Extracts from a graphics dataset:
---

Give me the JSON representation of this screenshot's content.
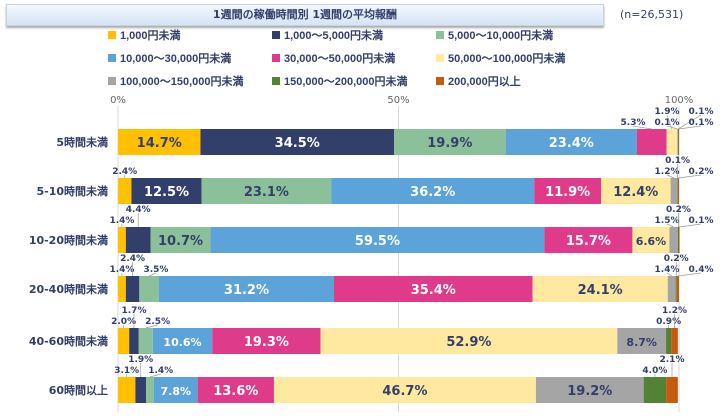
{
  "chart_data": {
    "type": "bar",
    "orientation": "horizontal-stacked-100",
    "title": "1週間の稼働時間別 1週間の平均報酬",
    "note": "(n=26,531)",
    "categories": [
      "5時間未満",
      "5-10時間未満",
      "10-20時間未満",
      "20-40時間未満",
      "40-60時間未満",
      "60時間以上"
    ],
    "xticks": [
      "0%",
      "50%",
      "100%"
    ],
    "xlim": [
      0,
      100
    ],
    "grid": true,
    "legend": "top",
    "series": [
      {
        "name": "1,000円未満",
        "color": "#FFC000",
        "values": [
          14.7,
          2.4,
          1.4,
          1.4,
          2.0,
          3.1
        ]
      },
      {
        "name": "1,000～5,000円未満",
        "color": "#333F6B",
        "values": [
          34.5,
          12.5,
          4.4,
          2.4,
          1.7,
          1.9
        ]
      },
      {
        "name": "5,000～10,000円未満",
        "color": "#8CC09A",
        "values": [
          19.9,
          23.1,
          10.7,
          3.5,
          2.5,
          1.4
        ]
      },
      {
        "name": "10,000～30,000円未満",
        "color": "#5BA3D9",
        "values": [
          23.4,
          36.2,
          59.5,
          31.2,
          10.6,
          7.8
        ]
      },
      {
        "name": "30,000～50,000円未満",
        "color": "#E03A8A",
        "values": [
          5.3,
          11.9,
          15.7,
          35.4,
          19.3,
          13.6
        ]
      },
      {
        "name": "50,000～100,000円未満",
        "color": "#FFE9A0",
        "values": [
          1.9,
          12.4,
          6.6,
          24.1,
          52.9,
          46.7
        ]
      },
      {
        "name": "100,000～150,000円未満",
        "color": "#A5A5A5",
        "values": [
          0.1,
          1.2,
          1.5,
          1.4,
          8.7,
          19.2
        ]
      },
      {
        "name": "150,000～200,000円未満",
        "color": "#548235",
        "values": [
          0.1,
          0.1,
          0.2,
          0.2,
          0.9,
          4.0
        ]
      },
      {
        "name": "200,000円以上",
        "color": "#C55A11",
        "values": [
          0.1,
          0.2,
          0.1,
          0.4,
          1.2,
          2.1
        ]
      }
    ]
  }
}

---

→ **Written problem**
From the listing, copy each line containing the word "color".

→ **Answer**
        "color": "#FFC000",
        "color": "#333F6B",
        "color": "#8CC09A",
        "color": "#5BA3D9",
        "color": "#E03A8A",
        "color": "#FFE9A0",
        "color": "#A5A5A5",
        "color": "#548235",
        "color": "#C55A11",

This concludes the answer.